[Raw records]

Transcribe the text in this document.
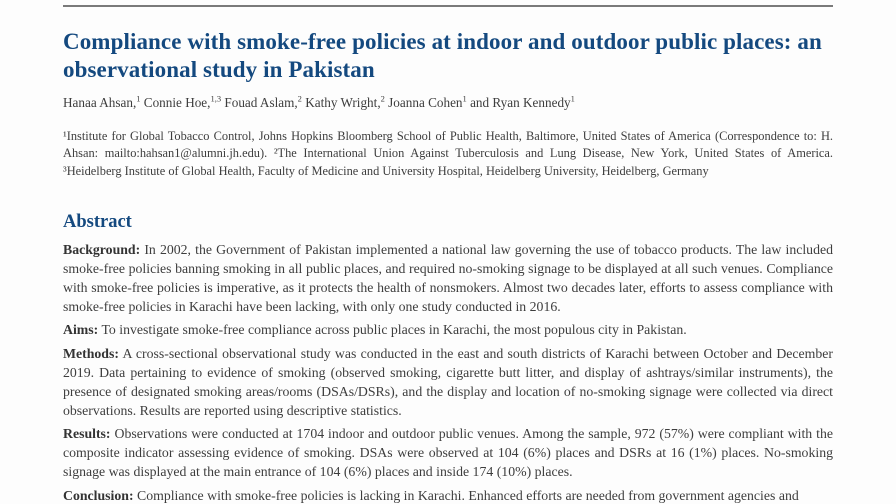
Compliance with smoke-free policies at indoor and outdoor public places: an observational study in Pakistan

Hanaa Ahsan,$^1$ Connie Hoe,$^{1,3}$ Fouad Aslam,$^2$ Kathy Wright,$^2$ Joanna Cohen$^1$ and Ryan Kennedy$^1$

¹Institute for Global Tobacco Control, Johns Hopkins Bloomberg School of Public Health, Baltimore, United States of America (Correspondence to: H. Ahsan: mailto:hahsan1@alumni.jh.edu). ²The International Union Against Tuberculosis and Lung Disease, New York, United States of America. ³Heidelberg Institute of Global Health, Faculty of Medicine and University Hospital, Heidelberg University, Heidelberg, Germany

Abstract

Background: In 2002, the Government of Pakistan implemented a national law governing the use of tobacco products. The law included smoke-free policies banning smoking in all public places, and required no-smoking signage to be displayed at all such venues. Compliance with smoke-free policies is imperative, as it protects the health of nonsmokers. Almost two decades later, efforts to assess compliance with smoke-free policies in Karachi have been lacking, with only one study conducted in 2016.

Aims: To investigate smoke-free compliance across public places in Karachi, the most populous city in Pakistan.

Methods: A cross-sectional observational study was conducted in the east and south districts of Karachi between October and December 2019. Data pertaining to evidence of smoking (observed smoking, cigarette butt litter, and display of ashtrays/similar instruments), the presence of designated smoking areas/rooms (DSAs/DSRs), and the display and location of no-smoking signage were collected via direct observations. Results are reported using descriptive statistics.

Results: Observations were conducted at 1704 indoor and outdoor public venues. Among the sample, 972 (57%) were compliant with the composite indicator assessing evidence of smoking. DSAs were observed at 104 (6%) places and DSRs at 16 (1%) places. No-smoking signage was displayed at the main entrance of 104 (6%) places and inside 174 (10%) places.

Conclusion: Compliance with smoke-free policies is lacking in Karachi. Enhanced efforts are needed from government agencies and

» **Required work**
Output the data exactly. Pictures don't belong in the result.

» **Solution for this exercise**
Transcribe the text in this document.
Compliance with smoke-free policies at indoor and outdoor public places: an observational study in Pakistan

Hanaa Ahsan,$^1$ Connie Hoe,$^{1,3}$ Fouad Aslam,$^2$ Kathy Wright,$^2$ Joanna Cohen$^1$ and Ryan Kennedy$^1$

¹Institute for Global Tobacco Control, Johns Hopkins Bloomberg School of Public Health, Baltimore, United States of America (Correspondence to: H. Ahsan: mailto:hahsan1@alumni.jh.edu). ²The International Union Against Tuberculosis and Lung Disease, New York, United States of America. ³Heidelberg Institute of Global Health, Faculty of Medicine and University Hospital, Heidelberg University, Heidelberg, Germany

Abstract

Background: In 2002, the Government of Pakistan implemented a national law governing the use of tobacco products. The law included smoke-free policies banning smoking in all public places, and required no-smoking signage to be displayed at all such venues. Compliance with smoke-free policies is imperative, as it protects the health of nonsmokers. Almost two decades later, efforts to assess compliance with smoke-free policies in Karachi have been lacking, with only one study conducted in 2016.

Aims: To investigate smoke-free compliance across public places in Karachi, the most populous city in Pakistan.

Methods: A cross-sectional observational study was conducted in the east and south districts of Karachi between October and December 2019. Data pertaining to evidence of smoking (observed smoking, cigarette butt litter, and display of ashtrays/similar instruments), the presence of designated smoking areas/rooms (DSAs/DSRs), and the display and location of no-smoking signage were collected via direct observations. Results are reported using descriptive statistics.

Results: Observations were conducted at 1704 indoor and outdoor public venues. Among the sample, 972 (57%) were compliant with the composite indicator assessing evidence of smoking. DSAs were observed at 104 (6%) places and DSRs at 16 (1%) places. No-smoking signage was displayed at the main entrance of 104 (6%) places and inside 174 (10%) places.

Conclusion: Compliance with smoke-free policies is lacking in Karachi. Enhanced efforts are needed from government agencies and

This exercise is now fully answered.